> Exercise aim
Transcribe the records exactly from the line with "Enumerate this screenshot's" to the end, both included.

———

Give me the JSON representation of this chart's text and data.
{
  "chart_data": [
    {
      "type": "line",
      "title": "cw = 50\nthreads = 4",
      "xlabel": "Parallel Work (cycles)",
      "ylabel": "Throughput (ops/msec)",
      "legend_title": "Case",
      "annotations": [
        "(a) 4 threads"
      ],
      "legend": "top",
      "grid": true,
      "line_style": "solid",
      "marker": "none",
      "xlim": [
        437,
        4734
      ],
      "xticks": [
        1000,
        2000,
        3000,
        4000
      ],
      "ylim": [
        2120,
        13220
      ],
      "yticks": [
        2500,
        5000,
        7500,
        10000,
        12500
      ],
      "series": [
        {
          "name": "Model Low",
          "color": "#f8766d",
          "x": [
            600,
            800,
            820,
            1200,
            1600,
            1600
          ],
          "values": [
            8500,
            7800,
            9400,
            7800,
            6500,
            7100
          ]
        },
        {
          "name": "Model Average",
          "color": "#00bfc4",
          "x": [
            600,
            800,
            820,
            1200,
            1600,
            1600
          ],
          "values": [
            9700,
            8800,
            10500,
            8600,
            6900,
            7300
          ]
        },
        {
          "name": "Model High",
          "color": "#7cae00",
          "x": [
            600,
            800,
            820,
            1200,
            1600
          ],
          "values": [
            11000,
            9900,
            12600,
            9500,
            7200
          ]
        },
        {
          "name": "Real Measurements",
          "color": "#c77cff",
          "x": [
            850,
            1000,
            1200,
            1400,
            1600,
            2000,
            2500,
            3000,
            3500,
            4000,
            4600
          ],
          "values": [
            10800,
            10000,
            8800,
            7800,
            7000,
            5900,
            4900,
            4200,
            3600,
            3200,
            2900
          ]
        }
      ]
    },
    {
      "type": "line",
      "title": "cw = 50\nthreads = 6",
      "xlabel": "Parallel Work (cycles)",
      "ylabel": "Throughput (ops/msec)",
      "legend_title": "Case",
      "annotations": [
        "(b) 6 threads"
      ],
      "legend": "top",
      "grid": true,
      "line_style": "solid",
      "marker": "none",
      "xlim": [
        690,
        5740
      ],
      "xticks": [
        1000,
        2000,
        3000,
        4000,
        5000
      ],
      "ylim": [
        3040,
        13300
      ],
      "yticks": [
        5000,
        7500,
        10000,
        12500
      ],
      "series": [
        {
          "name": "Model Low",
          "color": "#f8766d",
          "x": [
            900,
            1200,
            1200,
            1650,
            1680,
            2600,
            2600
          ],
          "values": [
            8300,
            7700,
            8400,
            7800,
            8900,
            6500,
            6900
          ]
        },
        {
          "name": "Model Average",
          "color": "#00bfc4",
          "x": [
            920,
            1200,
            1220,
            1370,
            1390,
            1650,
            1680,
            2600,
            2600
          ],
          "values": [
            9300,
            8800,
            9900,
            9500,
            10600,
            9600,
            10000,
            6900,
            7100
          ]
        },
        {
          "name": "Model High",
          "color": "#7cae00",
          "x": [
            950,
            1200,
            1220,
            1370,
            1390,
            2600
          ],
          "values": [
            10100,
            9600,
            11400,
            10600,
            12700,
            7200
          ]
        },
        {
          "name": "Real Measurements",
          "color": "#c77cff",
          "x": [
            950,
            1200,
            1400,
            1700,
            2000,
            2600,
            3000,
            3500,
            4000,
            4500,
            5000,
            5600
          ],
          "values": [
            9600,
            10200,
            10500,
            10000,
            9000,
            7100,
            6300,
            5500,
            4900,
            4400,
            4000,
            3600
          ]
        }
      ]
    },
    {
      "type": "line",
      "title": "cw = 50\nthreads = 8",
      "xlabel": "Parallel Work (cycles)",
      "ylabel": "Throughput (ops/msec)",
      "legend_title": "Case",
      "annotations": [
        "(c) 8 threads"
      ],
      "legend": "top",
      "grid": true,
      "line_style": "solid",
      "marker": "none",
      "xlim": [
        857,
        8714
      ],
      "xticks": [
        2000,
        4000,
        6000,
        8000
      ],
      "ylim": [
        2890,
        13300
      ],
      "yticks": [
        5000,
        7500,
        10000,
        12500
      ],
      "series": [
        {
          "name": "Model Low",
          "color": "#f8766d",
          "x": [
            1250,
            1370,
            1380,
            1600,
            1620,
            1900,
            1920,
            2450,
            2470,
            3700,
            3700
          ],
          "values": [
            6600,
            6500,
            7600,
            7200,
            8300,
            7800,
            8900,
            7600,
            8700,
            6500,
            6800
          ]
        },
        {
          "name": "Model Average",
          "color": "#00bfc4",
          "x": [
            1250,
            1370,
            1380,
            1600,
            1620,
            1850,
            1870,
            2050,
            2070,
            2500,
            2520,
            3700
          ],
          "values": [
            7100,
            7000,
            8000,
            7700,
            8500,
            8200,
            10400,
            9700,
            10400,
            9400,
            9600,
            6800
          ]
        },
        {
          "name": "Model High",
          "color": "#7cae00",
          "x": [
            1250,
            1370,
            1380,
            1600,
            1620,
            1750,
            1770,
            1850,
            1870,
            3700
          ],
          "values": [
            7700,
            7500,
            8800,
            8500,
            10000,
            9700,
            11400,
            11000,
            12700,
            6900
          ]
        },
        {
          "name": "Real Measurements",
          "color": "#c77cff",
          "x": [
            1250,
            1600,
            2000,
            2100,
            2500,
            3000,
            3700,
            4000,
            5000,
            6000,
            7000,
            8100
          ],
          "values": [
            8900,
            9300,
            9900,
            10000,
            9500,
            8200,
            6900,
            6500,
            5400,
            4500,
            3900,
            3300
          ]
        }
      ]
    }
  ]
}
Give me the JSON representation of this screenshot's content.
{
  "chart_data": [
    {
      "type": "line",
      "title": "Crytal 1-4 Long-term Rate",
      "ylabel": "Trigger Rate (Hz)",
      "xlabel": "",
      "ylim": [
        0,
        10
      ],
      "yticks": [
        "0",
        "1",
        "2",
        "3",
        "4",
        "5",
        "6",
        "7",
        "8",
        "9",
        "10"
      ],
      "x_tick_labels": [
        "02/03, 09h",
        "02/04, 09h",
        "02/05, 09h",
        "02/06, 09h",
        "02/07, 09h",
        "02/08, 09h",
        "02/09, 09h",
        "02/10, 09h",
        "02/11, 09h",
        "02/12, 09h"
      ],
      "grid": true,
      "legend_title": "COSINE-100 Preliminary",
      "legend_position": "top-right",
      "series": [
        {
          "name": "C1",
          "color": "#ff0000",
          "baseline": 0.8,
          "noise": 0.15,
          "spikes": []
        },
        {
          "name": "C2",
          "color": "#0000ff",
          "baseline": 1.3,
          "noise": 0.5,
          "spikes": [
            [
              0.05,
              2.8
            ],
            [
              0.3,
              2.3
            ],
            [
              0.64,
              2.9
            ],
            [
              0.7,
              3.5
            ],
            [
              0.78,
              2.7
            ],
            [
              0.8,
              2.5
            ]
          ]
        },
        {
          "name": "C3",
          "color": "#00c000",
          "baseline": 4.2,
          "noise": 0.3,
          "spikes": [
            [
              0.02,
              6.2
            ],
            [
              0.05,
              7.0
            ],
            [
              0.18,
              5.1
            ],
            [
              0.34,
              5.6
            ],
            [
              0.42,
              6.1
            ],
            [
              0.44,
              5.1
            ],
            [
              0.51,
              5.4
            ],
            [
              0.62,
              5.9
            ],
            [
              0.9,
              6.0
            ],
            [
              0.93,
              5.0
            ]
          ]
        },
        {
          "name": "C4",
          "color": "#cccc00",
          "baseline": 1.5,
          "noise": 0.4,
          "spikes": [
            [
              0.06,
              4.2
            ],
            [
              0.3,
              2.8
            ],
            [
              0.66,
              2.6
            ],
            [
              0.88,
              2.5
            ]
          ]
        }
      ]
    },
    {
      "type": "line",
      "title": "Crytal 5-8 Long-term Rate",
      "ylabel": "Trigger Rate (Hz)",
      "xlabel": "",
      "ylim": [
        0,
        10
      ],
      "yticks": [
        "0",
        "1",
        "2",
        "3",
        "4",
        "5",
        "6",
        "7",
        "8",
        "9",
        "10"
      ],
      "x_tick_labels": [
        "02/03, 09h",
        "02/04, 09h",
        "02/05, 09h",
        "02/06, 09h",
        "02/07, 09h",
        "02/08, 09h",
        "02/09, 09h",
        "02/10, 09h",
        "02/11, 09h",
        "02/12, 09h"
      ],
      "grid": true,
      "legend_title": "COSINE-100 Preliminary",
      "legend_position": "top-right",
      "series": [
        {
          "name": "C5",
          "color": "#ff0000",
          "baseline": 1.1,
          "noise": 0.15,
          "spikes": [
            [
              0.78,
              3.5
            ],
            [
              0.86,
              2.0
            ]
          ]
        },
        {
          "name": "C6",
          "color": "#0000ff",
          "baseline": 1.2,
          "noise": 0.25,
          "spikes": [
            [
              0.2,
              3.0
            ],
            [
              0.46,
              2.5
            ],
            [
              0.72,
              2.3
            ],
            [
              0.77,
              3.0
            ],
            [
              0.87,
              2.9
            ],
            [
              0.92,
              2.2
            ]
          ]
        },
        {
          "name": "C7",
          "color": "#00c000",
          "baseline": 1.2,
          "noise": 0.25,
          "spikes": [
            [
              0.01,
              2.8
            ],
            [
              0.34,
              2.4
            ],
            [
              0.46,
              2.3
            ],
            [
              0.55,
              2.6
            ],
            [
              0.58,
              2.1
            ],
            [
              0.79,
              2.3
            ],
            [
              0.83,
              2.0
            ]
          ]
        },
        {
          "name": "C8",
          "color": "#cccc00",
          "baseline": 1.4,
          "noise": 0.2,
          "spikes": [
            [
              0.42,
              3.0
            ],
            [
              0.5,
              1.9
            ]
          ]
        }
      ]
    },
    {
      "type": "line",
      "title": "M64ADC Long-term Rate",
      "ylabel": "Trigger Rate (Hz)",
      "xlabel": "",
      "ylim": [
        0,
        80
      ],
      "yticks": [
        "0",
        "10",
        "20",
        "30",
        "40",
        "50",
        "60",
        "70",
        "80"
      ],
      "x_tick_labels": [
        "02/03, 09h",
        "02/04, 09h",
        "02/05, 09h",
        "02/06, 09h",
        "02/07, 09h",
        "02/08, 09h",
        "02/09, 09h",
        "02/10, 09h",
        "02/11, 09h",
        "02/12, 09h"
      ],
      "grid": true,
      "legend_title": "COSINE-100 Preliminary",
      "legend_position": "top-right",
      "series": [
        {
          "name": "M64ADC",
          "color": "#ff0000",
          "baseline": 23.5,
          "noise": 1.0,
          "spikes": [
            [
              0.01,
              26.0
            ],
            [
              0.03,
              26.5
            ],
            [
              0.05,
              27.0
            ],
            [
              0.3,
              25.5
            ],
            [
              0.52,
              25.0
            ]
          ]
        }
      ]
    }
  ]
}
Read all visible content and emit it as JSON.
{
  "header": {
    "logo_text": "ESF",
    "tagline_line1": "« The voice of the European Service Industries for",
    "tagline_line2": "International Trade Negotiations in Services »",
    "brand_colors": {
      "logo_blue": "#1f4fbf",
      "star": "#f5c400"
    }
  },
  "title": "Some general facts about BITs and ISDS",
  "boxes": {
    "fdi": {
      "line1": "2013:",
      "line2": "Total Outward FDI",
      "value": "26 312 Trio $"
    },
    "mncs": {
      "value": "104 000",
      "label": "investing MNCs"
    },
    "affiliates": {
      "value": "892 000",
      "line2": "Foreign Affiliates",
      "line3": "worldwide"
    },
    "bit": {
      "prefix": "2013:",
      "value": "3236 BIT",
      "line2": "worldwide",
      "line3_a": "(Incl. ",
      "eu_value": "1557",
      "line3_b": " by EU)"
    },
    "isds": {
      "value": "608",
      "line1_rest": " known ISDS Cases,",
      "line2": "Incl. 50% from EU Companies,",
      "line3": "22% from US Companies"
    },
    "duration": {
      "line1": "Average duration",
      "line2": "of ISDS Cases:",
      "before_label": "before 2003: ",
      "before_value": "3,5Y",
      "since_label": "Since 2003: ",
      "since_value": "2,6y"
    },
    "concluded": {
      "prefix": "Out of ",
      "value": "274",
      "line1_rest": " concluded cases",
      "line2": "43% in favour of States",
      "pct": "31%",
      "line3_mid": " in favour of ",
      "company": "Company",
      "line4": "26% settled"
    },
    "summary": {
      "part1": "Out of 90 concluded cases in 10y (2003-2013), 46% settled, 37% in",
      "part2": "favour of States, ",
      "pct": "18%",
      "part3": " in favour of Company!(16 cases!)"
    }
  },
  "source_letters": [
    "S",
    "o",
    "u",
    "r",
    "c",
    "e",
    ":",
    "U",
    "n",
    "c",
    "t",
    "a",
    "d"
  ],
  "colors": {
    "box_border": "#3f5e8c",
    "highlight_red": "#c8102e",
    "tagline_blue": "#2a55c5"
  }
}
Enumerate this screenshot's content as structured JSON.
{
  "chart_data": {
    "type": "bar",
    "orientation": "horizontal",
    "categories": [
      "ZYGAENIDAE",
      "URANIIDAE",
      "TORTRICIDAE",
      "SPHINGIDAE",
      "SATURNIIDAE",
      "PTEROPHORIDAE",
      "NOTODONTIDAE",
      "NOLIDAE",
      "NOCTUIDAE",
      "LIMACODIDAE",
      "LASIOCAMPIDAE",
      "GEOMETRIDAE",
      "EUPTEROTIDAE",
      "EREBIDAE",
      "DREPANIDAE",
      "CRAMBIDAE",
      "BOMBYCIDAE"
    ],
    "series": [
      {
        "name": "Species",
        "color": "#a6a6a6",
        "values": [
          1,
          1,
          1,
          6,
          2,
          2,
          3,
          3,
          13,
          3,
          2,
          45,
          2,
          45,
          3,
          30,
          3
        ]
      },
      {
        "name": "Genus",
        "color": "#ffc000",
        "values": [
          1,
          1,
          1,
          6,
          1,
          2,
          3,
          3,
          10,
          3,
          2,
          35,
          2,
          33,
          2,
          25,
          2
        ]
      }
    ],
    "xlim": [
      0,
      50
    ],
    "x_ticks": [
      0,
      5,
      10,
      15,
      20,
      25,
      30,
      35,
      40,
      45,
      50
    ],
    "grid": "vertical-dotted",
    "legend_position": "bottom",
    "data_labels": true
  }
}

———

> Correct result
Enumerate this screenshot's content as structured JSON.
{
  "chart_data": {
    "type": "bar",
    "orientation": "horizontal",
    "categories": [
      "ZYGAENIDAE",
      "URANIIDAE",
      "TORTRICIDAE",
      "SPHINGIDAE",
      "SATURNIIDAE",
      "PTEROPHORIDAE",
      "NOTODONTIDAE",
      "NOLIDAE",
      "NOCTUIDAE",
      "LIMACODIDAE",
      "LASIOCAMPIDAE",
      "GEOMETRIDAE",
      "EUPTEROTIDAE",
      "EREBIDAE",
      "DREPANIDAE",
      "CRAMBIDAE",
      "BOMBYCIDAE"
    ],
    "series": [
      {
        "name": "Species",
        "color": "#a6a6a6",
        "values": [
          1,
          1,
          1,
          6,
          2,
          2,
          3,
          3,
          13,
          3,
          2,
          45,
          2,
          45,
          3,
          30,
          3
        ]
      },
      {
        "name": "Genus",
        "color": "#ffc000",
        "values": [
          1,
          1,
          1,
          6,
          1,
          2,
          3,
          3,
          10,
          3,
          2,
          35,
          2,
          33,
          2,
          25,
          2
        ]
      }
    ],
    "xlim": [
      0,
      50
    ],
    "x_ticks": [
      0,
      5,
      10,
      15,
      20,
      25,
      30,
      35,
      40,
      45,
      50
    ],
    "grid": "vertical-dotted",
    "legend_position": "bottom",
    "data_labels": true
  }
}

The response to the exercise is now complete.